-- Your task --
Print the records below word for word, but leave out the pictures.

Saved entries
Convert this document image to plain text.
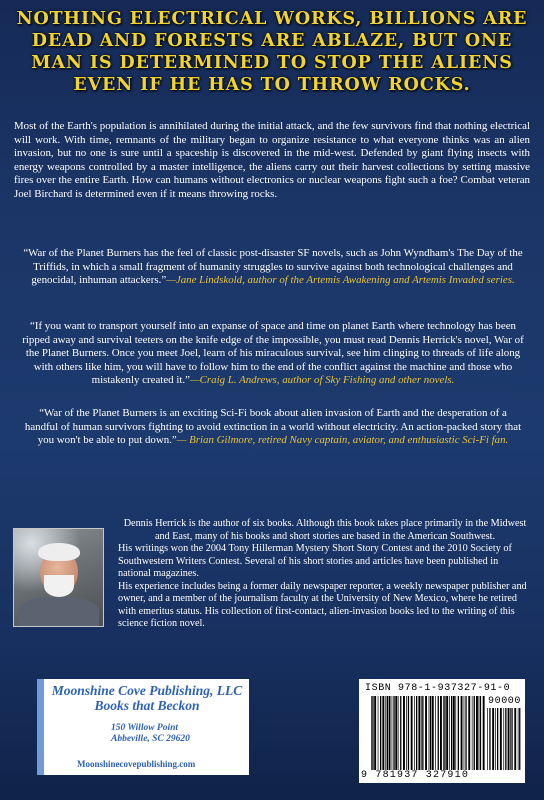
NOTHING ELECTRICAL WORKS, BILLIONS ARE DEAD AND FORESTS ARE ABLAZE, BUT ONE MAN IS DETERMINED TO STOP THE ALIENS EVEN IF HE HAS TO THROW ROCKS.
Most of the Earth's population is annihilated during the initial attack, and the few survivors find that nothing electrical will work. With time, remnants of the military began to organize resistance to what everyone thinks was an alien invasion, but no one is sure until a spaceship is discovered in the mid-west. Defended by giant flying insects with energy weapons controlled by a master intelligence, the aliens carry out their harvest collections by setting massive fires over the entire Earth. How can humans without electronics or nuclear weapons fight such a foe? Combat veteran Joel Birchard is determined even if it means throwing rocks.
“War of the Planet Burners has the feel of classic post-disaster SF novels, such as John Wyndham's The Day of the Triffids, in which a small fragment of humanity struggles to survive against both technological challenges and genocidal, inhuman attackers.”—Jane Lindskold, author of the Artemis Awakening and Artemis Invaded series.
“If you want to transport yourself into an expanse of space and time on planet Earth where technology has been ripped away and survival teeters on the knife edge of the impossible, you must read Dennis Herrick's novel, War of the Planet Burners. Once you meet Joel, learn of his miraculous survival, see him clinging to threads of life along with others like him, you will have to follow him to the end of the conflict against the machine and those who mistakenly created it.”—Craig L. Andrews, author of Sky Fishing and other novels.
“War of the Planet Burners is an exciting Sci-Fi book about alien invasion of Earth and the desperation of a handful of human survivors fighting to avoid extinction in a world without electricity. An action-packed story that you won't be able to put down.”— Brian Gilmore, retired Navy captain, aviator, and enthusiastic Sci-Fi fan.

Dennis Herrick is the author of six books. Although this book takes place primarily in the Midwest and East, many of his books and short stories are based in the American Southwest.

His writings won the 2004 Tony Hillerman Mystery Short Story Contest and the 2010 Society of Southwestern Writers Contest. Several of his short stories and articles have been published in national magazines.

His experience includes being a former daily newspaper reporter, a weekly newspaper publisher and owner, and a member of the journalism faculty at the University of New Mexico, where he retired with emeritus status. His collection of first-contact, alien-invasion books led to the writing of this science fiction novel.

Moonshine Cove Publishing, LLC
Books that Beckon
150 Willow Point
Abbeville, SC 29620
Moonshinecovepublishing.com
ISBN 978-1-937327-91-0
90000
9 781937 327910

-- The reply --
Convert this document image to plain text.
NOTHING ELECTRICAL WORKS, BILLIONS ARE DEAD AND FORESTS ARE ABLAZE, BUT ONE MAN IS DETERMINED TO STOP THE ALIENS EVEN IF HE HAS TO THROW ROCKS.
Most of the Earth's population is annihilated during the initial attack, and the few survivors find that nothing electrical will work. With time, remnants of the military began to organize resistance to what everyone thinks was an alien invasion, but no one is sure until a spaceship is discovered in the mid-west. Defended by giant flying insects with energy weapons controlled by a master intelligence, the aliens carry out their harvest collections by setting massive fires over the entire Earth. How can humans without electronics or nuclear weapons fight such a foe? Combat veteran Joel Birchard is determined even if it means throwing rocks.
“War of the Planet Burners has the feel of classic post-disaster SF novels, such as John Wyndham's The Day of the Triffids, in which a small fragment of humanity struggles to survive against both technological challenges and genocidal, inhuman attackers.”—Jane Lindskold, author of the Artemis Awakening and Artemis Invaded series.
“If you want to transport yourself into an expanse of space and time on planet Earth where technology has been ripped away and survival teeters on the knife edge of the impossible, you must read Dennis Herrick's novel, War of the Planet Burners. Once you meet Joel, learn of his miraculous survival, see him clinging to threads of life along with others like him, you will have to follow him to the end of the conflict against the machine and those who mistakenly created it.”—Craig L. Andrews, author of Sky Fishing and other novels.
“War of the Planet Burners is an exciting Sci-Fi book about alien invasion of Earth and the desperation of a handful of human survivors fighting to avoid extinction in a world without electricity. An action-packed story that you won't be able to put down.”— Brian Gilmore, retired Navy captain, aviator, and enthusiastic Sci-Fi fan.

Dennis Herrick is the author of six books. Although this book takes place primarily in the Midwest and East, many of his books and short stories are based in the American Southwest.

His writings won the 2004 Tony Hillerman Mystery Short Story Contest and the 2010 Society of Southwestern Writers Contest. Several of his short stories and articles have been published in national magazines.

His experience includes being a former daily newspaper reporter, a weekly newspaper publisher and owner, and a member of the journalism faculty at the University of New Mexico, where he retired with emeritus status. His collection of first-contact, alien-invasion books led to the writing of this science fiction novel.

Moonshine Cove Publishing, LLC
Books that Beckon
150 Willow Point
Abbeville, SC 29620
Moonshinecovepublishing.com
ISBN 978-1-937327-91-0
90000
9 781937 327910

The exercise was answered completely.